--- start of Listing ---

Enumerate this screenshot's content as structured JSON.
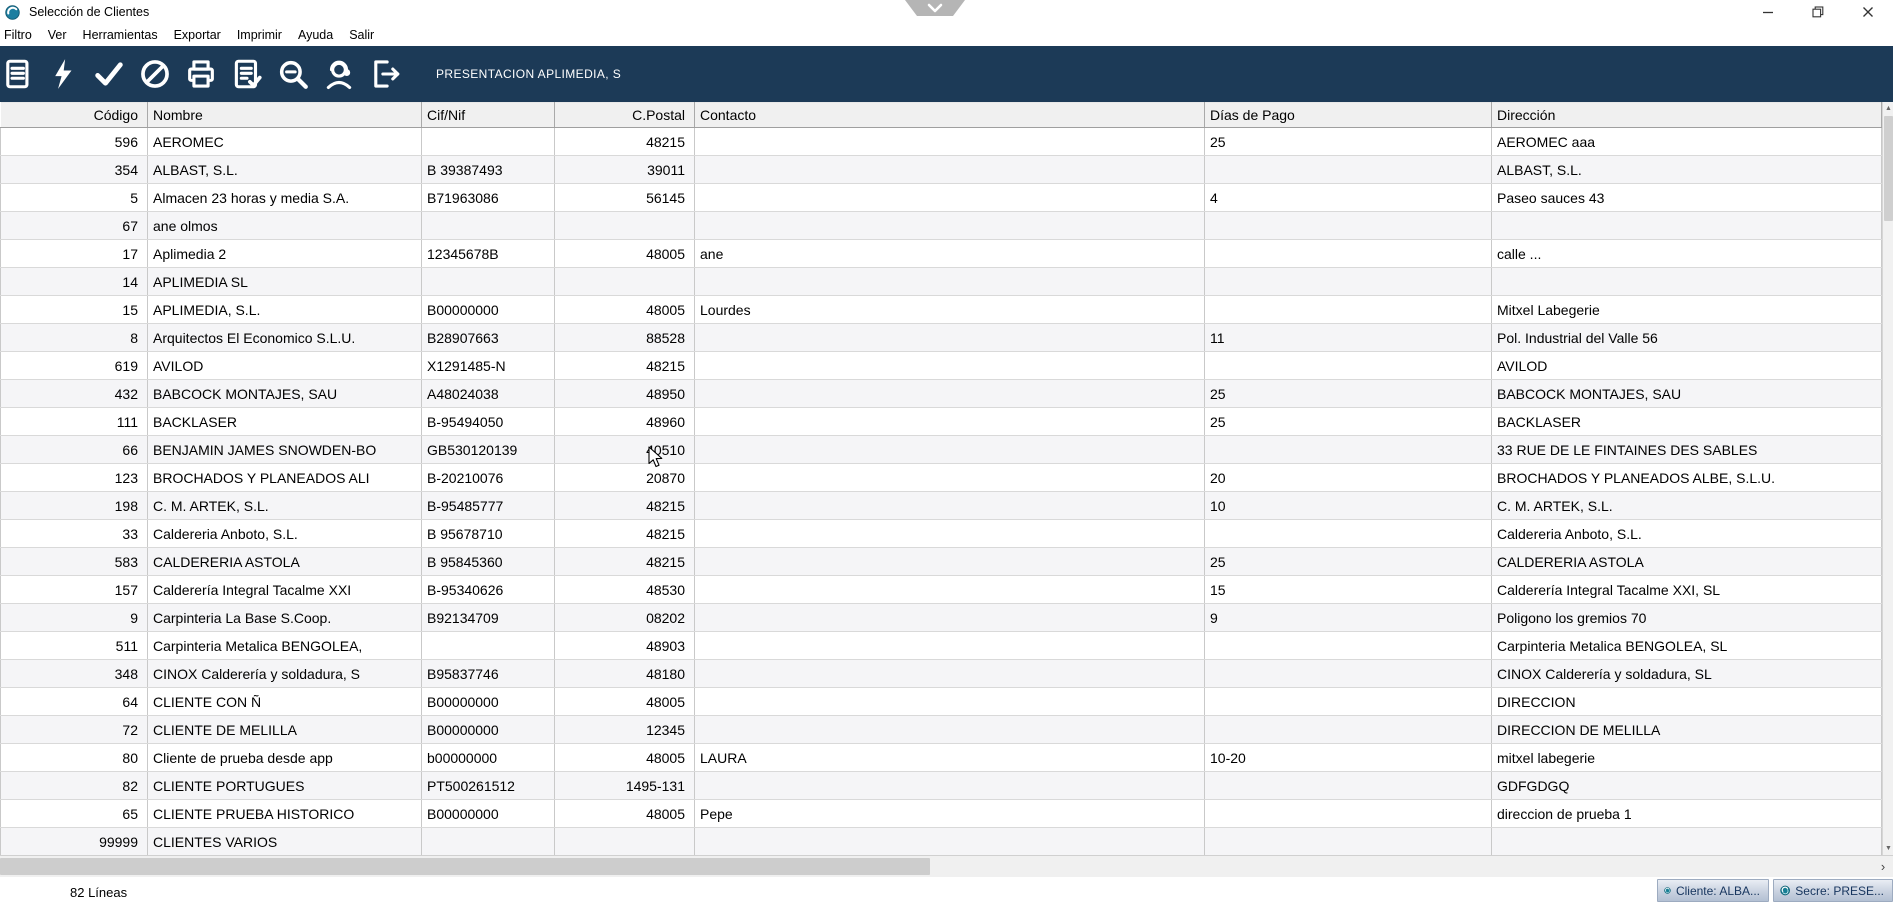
{
  "window": {
    "title": "Selección de Clientes",
    "controls": [
      {
        "name": "minimize-icon"
      },
      {
        "name": "restore-icon"
      },
      {
        "name": "close-icon"
      }
    ],
    "notch_icon": "chevron-down-icon"
  },
  "menu": {
    "items": [
      "Filtro",
      "Ver",
      "Herramientas",
      "Exportar",
      "Imprimir",
      "Ayuda",
      "Salir"
    ]
  },
  "toolbar": {
    "caption": "PRESENTACION APLIMEDIA, S",
    "background_color": "#1c3a57",
    "icons": [
      {
        "name": "notebook-icon"
      },
      {
        "name": "lightning-icon"
      },
      {
        "name": "check-icon"
      },
      {
        "name": "cancel-icon"
      },
      {
        "name": "printer-icon"
      },
      {
        "name": "list-check-icon"
      },
      {
        "name": "search-icon"
      },
      {
        "name": "support-icon"
      },
      {
        "name": "exit-icon"
      }
    ]
  },
  "table": {
    "columns": [
      {
        "key": "codigo",
        "label": "Código"
      },
      {
        "key": "nombre",
        "label": "Nombre"
      },
      {
        "key": "cif",
        "label": "Cif/Nif"
      },
      {
        "key": "cpostal",
        "label": "C.Postal"
      },
      {
        "key": "contacto",
        "label": "Contacto"
      },
      {
        "key": "dias",
        "label": "Días de Pago"
      },
      {
        "key": "direccion",
        "label": "Dirección"
      }
    ],
    "rows": [
      [
        "596",
        "AEROMEC",
        "",
        "48215",
        "",
        "25",
        "AEROMEC aaa"
      ],
      [
        "354",
        "ALBAST, S.L.",
        "B 39387493",
        "39011",
        "",
        "",
        "ALBAST, S.L."
      ],
      [
        "5",
        "Almacen 23 horas y media S.A.",
        "B71963086",
        "56145",
        "",
        "4",
        "Paseo sauces 43"
      ],
      [
        "67",
        "ane olmos",
        "",
        "",
        "",
        "",
        ""
      ],
      [
        "17",
        "Aplimedia 2",
        "12345678B",
        "48005",
        "ane",
        "",
        "calle ..."
      ],
      [
        "14",
        "APLIMEDIA SL",
        "",
        "",
        "",
        "",
        ""
      ],
      [
        "15",
        "APLIMEDIA, S.L.",
        "B00000000",
        "48005",
        "Lourdes",
        "",
        "Mitxel Labegerie"
      ],
      [
        "8",
        "Arquitectos El Economico S.L.U.",
        "B28907663",
        "88528",
        "",
        "11",
        "Pol. Industrial del Valle 56"
      ],
      [
        "619",
        "AVILOD",
        "X1291485-N",
        "48215",
        "",
        "",
        "AVILOD"
      ],
      [
        "432",
        "BABCOCK MONTAJES, SAU",
        "A48024038",
        "48950",
        "",
        "25",
        "BABCOCK MONTAJES, SAU"
      ],
      [
        "111",
        "BACKLASER",
        "B-95494050",
        "48960",
        "",
        "25",
        "BACKLASER"
      ],
      [
        "66",
        "BENJAMIN JAMES SNOWDEN-BO",
        "GB530120139",
        "40510",
        "",
        "",
        "33 RUE DE LE FINTAINES DES SABLES"
      ],
      [
        "123",
        "BROCHADOS Y PLANEADOS ALI",
        "B-20210076",
        "20870",
        "",
        "20",
        "BROCHADOS Y PLANEADOS ALBE, S.L.U."
      ],
      [
        "198",
        "C. M. ARTEK, S.L.",
        "B-95485777",
        "48215",
        "",
        "10",
        "C. M. ARTEK, S.L."
      ],
      [
        "33",
        "Caldereria Anboto, S.L.",
        "B 95678710",
        "48215",
        "",
        "",
        "Caldereria Anboto, S.L."
      ],
      [
        "583",
        "CALDERERIA ASTOLA",
        "B 95845360",
        "48215",
        "",
        "25",
        "CALDERERIA ASTOLA"
      ],
      [
        "157",
        "Calderería Integral Tacalme XXI",
        "B-95340626",
        "48530",
        "",
        "15",
        "Calderería Integral Tacalme XXI, SL"
      ],
      [
        "9",
        "Carpinteria La Base S.Coop.",
        "B92134709",
        "08202",
        "",
        "9",
        "Poligono los gremios 70"
      ],
      [
        "511",
        "Carpinteria Metalica BENGOLEA,",
        "",
        "48903",
        "",
        "",
        "Carpinteria Metalica BENGOLEA, SL"
      ],
      [
        "348",
        "CINOX Calderería y soldadura, S",
        "B95837746",
        "48180",
        "",
        "",
        "CINOX Calderería y soldadura, SL"
      ],
      [
        "64",
        "CLIENTE CON Ñ",
        "B00000000",
        "48005",
        "",
        "",
        "DIRECCION"
      ],
      [
        "72",
        "CLIENTE DE MELILLA",
        "B00000000",
        "12345",
        "",
        "",
        "DIRECCION DE MELILLA"
      ],
      [
        "80",
        "Cliente de prueba desde app",
        "b00000000",
        "48005",
        "LAURA",
        "10-20",
        "mitxel labegerie"
      ],
      [
        "82",
        "CLIENTE PORTUGUES",
        "PT500261512",
        "1495-131",
        "",
        "",
        "GDFGDGQ"
      ],
      [
        "65",
        "CLIENTE PRUEBA HISTORICO",
        "B00000000",
        "48005",
        "Pepe",
        "",
        "direccion de prueba 1"
      ],
      [
        "99999",
        "CLIENTES VARIOS",
        "",
        "",
        "",
        "",
        ""
      ]
    ]
  },
  "statusbar": {
    "line_count": "82 Líneas",
    "panels": [
      {
        "icon": "refresh-circle-icon",
        "label": "Cliente: ALBA..."
      },
      {
        "icon": "refresh-circle-icon",
        "label": "Secre: PRESE..."
      }
    ],
    "panel_icon_color": "#177e94",
    "panel_text_color": "#17355e"
  },
  "colors": {
    "toolbar_navy": "#1c3a57",
    "header_bg": "#f0f0f0",
    "alt_row_bg": "#f5f5f7",
    "grid_line": "#c9c9c9",
    "scroll_thumb": "#cdcdcd"
  }
}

--- end of Listing ---

Identify each line containing the string "Metalica" and copy it out.

◆ **Solution to the problem**:
        "Carpinteria Metalica BENGOLEA,",
        "Carpinteria Metalica BENGOLEA, SL"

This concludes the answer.